Dataset excerpt:

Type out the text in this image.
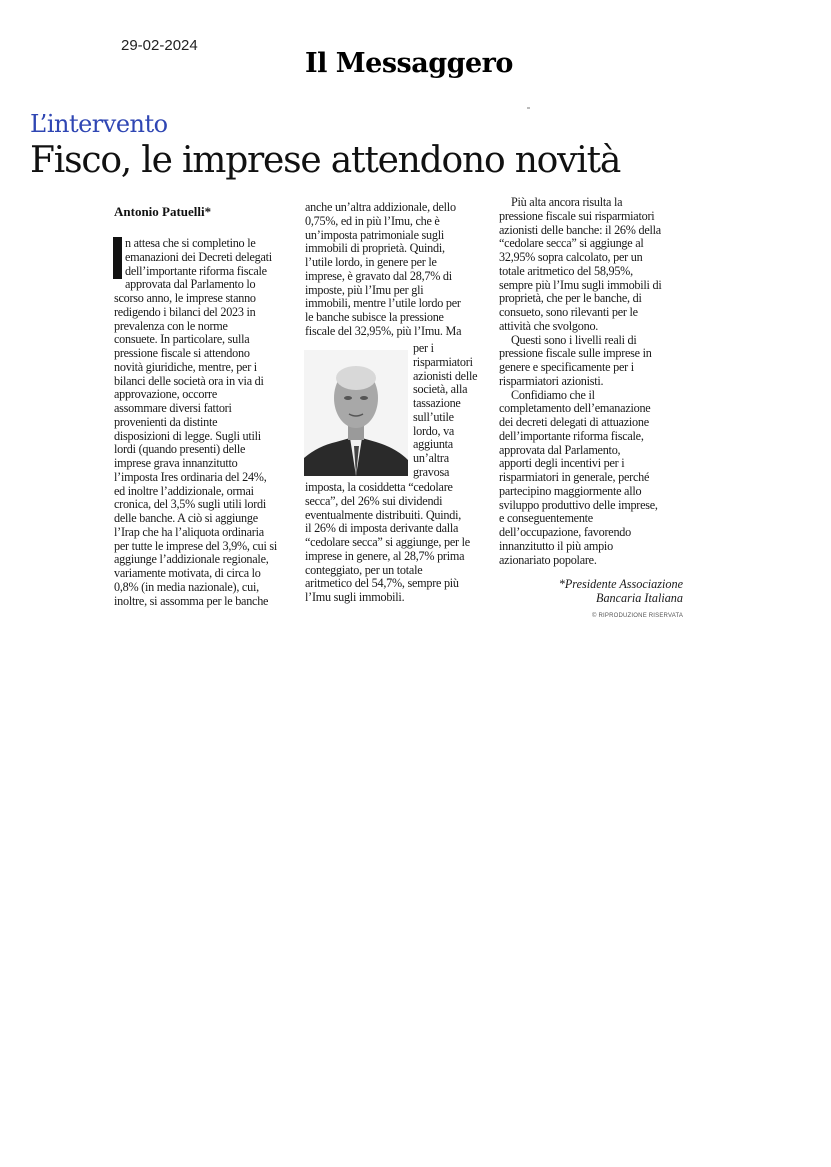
29-02-2024
Il Messaggero
L’intervento
Fisco, le imprese attendono novità
Antonio Patuelli*
n attesa che si completino le
emanazioni dei Decreti delegati
dell’importante riforma fiscale
approvata dal Parlamento lo
scorso anno, le imprese stanno
redigendo i bilanci del 2023 in
prevalenza con le norme
consuete. In particolare, sulla
pressione fiscale si attendono
novità giuridiche, mentre, per i
bilanci delle società ora in via di
approvazione, occorre
assommare diversi fattori
provenienti da distinte
disposizioni di legge. Sugli utili
lordi (quando presenti) delle
imprese grava innanzitutto
l’imposta Ires ordinaria del 24%,
ed inoltre l’addizionale, ormai
cronica, del 3,5% sugli utili lordi
delle banche. A ciò si aggiunge
l’Irap che ha l’aliquota ordinaria
per tutte le imprese del 3,9%, cui si
aggiunge l’addizionale regionale,
variamente motivata, di circa lo
0,8% (in media nazionale), cui,
inoltre, si assomma per le banche
anche un’altra addizionale, dello
0,75%, ed in più l’Imu, che è
un’imposta patrimoniale sugli
immobili di proprietà. Quindi,
l’utile lordo, in genere per le
imprese, è gravato dal 28,7% di
imposte, più l’Imu per gli
immobili, mentre l’utile lordo per
le banche subisce la pressione
fiscale del 32,95%, più l’Imu. Ma
per i
risparmiatori
azionisti delle
società, alla
tassazione
sull’utile
lordo, va
aggiunta
un’altra
gravosa
imposta, la cosiddetta “cedolare
secca”, del 26% sui dividendi
eventualmente distribuiti. Quindi,
il 26% di imposta derivante dalla
“cedolare secca” si aggiunge, per le
imprese in genere, al 28,7% prima
conteggiato, per un totale
aritmetico del 54,7%, sempre più
l’Imu sugli immobili.
Più alta ancora risulta la
pressione fiscale sui risparmiatori
azionisti delle banche: il 26% della
“cedolare secca” si aggiunge al
32,95% sopra calcolato, per un
totale aritmetico del 58,95%,
sempre più l’Imu sugli immobili di
proprietà, che per le banche, di
consueto, sono rilevanti per le
attività che svolgono.
Questi sono i livelli reali di
pressione fiscale sulle imprese in
genere e specificamente per i
risparmiatori azionisti.
Confidiamo che il
completamento dell’emanazione
dei decreti delegati di attuazione
dell’importante riforma fiscale,
approvata dal Parlamento,
apporti degli incentivi per i
risparmiatori in generale, perché
partecipino maggiormente allo
sviluppo produttivo delle imprese,
e conseguentemente
dell’occupazione, favorendo
innanzitutto il più ampio
azionariato popolare.
*Presidente Associazione
Bancaria Italiana
© RIPRODUZIONE RISERVATA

▶ WHAT THE TASK ASKS
Leave every image out, and retype the material exactly.

▶ ANSWER
Type out the text in this image.
29-02-2024
Il Messaggero
L’intervento
Fisco, le imprese attendono novità
Antonio Patuelli*
n attesa che si completino le
emanazioni dei Decreti delegati
dell’importante riforma fiscale
approvata dal Parlamento lo
scorso anno, le imprese stanno
redigendo i bilanci del 2023 in
prevalenza con le norme
consuete. In particolare, sulla
pressione fiscale si attendono
novità giuridiche, mentre, per i
bilanci delle società ora in via di
approvazione, occorre
assommare diversi fattori
provenienti da distinte
disposizioni di legge. Sugli utili
lordi (quando presenti) delle
imprese grava innanzitutto
l’imposta Ires ordinaria del 24%,
ed inoltre l’addizionale, ormai
cronica, del 3,5% sugli utili lordi
delle banche. A ciò si aggiunge
l’Irap che ha l’aliquota ordinaria
per tutte le imprese del 3,9%, cui si
aggiunge l’addizionale regionale,
variamente motivata, di circa lo
0,8% (in media nazionale), cui,
inoltre, si assomma per le banche
anche un’altra addizionale, dello
0,75%, ed in più l’Imu, che è
un’imposta patrimoniale sugli
immobili di proprietà. Quindi,
l’utile lordo, in genere per le
imprese, è gravato dal 28,7% di
imposte, più l’Imu per gli
immobili, mentre l’utile lordo per
le banche subisce la pressione
fiscale del 32,95%, più l’Imu. Ma
per i
risparmiatori
azionisti delle
società, alla
tassazione
sull’utile
lordo, va
aggiunta
un’altra
gravosa
imposta, la cosiddetta “cedolare
secca”, del 26% sui dividendi
eventualmente distribuiti. Quindi,
il 26% di imposta derivante dalla
“cedolare secca” si aggiunge, per le
imprese in genere, al 28,7% prima
conteggiato, per un totale
aritmetico del 54,7%, sempre più
l’Imu sugli immobili.
Più alta ancora risulta la
pressione fiscale sui risparmiatori
azionisti delle banche: il 26% della
“cedolare secca” si aggiunge al
32,95% sopra calcolato, per un
totale aritmetico del 58,95%,
sempre più l’Imu sugli immobili di
proprietà, che per le banche, di
consueto, sono rilevanti per le
attività che svolgono.
Questi sono i livelli reali di
pressione fiscale sulle imprese in
genere e specificamente per i
risparmiatori azionisti.
Confidiamo che il
completamento dell’emanazione
dei decreti delegati di attuazione
dell’importante riforma fiscale,
approvata dal Parlamento,
apporti degli incentivi per i
risparmiatori in generale, perché
partecipino maggiormente allo
sviluppo produttivo delle imprese,
e conseguentemente
dell’occupazione, favorendo
innanzitutto il più ampio
azionariato popolare.
*Presidente Associazione
Bancaria Italiana
© RIPRODUZIONE RISERVATA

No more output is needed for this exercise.